━━━ Dataset entries ━━━

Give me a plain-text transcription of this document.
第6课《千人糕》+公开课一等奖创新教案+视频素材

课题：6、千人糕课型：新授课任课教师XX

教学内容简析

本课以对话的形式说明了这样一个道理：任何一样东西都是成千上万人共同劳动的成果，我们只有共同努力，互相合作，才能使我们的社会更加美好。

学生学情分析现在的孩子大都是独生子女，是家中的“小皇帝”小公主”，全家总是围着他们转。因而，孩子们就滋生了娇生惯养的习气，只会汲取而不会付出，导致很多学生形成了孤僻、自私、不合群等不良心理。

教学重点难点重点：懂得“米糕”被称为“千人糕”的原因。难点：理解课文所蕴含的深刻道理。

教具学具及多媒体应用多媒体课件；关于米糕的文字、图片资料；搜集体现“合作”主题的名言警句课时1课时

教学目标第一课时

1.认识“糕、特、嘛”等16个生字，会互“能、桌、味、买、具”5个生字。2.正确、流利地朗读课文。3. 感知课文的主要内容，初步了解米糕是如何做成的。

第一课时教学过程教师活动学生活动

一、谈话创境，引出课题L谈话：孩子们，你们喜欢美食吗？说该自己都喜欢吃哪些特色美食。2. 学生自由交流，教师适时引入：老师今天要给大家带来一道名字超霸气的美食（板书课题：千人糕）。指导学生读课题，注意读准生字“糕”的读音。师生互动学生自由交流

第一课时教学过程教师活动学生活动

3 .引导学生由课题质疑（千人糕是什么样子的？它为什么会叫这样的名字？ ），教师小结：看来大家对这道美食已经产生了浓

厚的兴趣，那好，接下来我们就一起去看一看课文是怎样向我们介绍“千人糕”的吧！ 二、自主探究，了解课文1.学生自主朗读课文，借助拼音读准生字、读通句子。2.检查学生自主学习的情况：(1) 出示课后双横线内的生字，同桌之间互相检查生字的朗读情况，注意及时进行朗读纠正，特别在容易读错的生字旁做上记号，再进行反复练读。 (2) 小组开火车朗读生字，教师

━━━

Repeat the whole listing exactly, keeping every line intact.

**Solution:**
Give me a plain-text transcription of this document.
第6课《千人糕》+公开课一等奖创新教案+视频素材

课题：6、千人糕课型：新授课任课教师XX

教学内容简析

本课以对话的形式说明了这样一个道理：任何一样东西都是成千上万人共同劳动的成果，我们只有共同努力，互相合作，才能使我们的社会更加美好。

学生学情分析现在的孩子大都是独生子女，是家中的“小皇帝”小公主”，全家总是围着他们转。因而，孩子们就滋生了娇生惯养的习气，只会汲取而不会付出，导致很多学生形成了孤僻、自私、不合群等不良心理。

教学重点难点重点：懂得“米糕”被称为“千人糕”的原因。难点：理解课文所蕴含的深刻道理。

教具学具及多媒体应用多媒体课件；关于米糕的文字、图片资料；搜集体现“合作”主题的名言警句课时1课时

教学目标第一课时

1.认识“糕、特、嘛”等16个生字，会互“能、桌、味、买、具”5个生字。2.正确、流利地朗读课文。3. 感知课文的主要内容，初步了解米糕是如何做成的。

第一课时教学过程教师活动学生活动

一、谈话创境，引出课题L谈话：孩子们，你们喜欢美食吗？说该自己都喜欢吃哪些特色美食。2. 学生自由交流，教师适时引入：老师今天要给大家带来一道名字超霸气的美食（板书课题：千人糕）。指导学生读课题，注意读准生字“糕”的读音。师生互动学生自由交流

第一课时教学过程教师活动学生活动

3 .引导学生由课题质疑（千人糕是什么样子的？它为什么会叫这样的名字？ ），教师小结：看来大家对这道美食已经产生了浓

厚的兴趣，那好，接下来我们就一起去看一看课文是怎样向我们介绍“千人糕”的吧！ 二、自主探究，了解课文1.学生自主朗读课文，借助拼音读准生字、读通句子。2.检查学生自主学习的情况：(1) 出示课后双横线内的生字，同桌之间互相检查生字的朗读情况，注意及时进行朗读纠正，特别在容易读错的生字旁做上记号，再进行反复练读。 (2) 小组开火车朗读生字，教师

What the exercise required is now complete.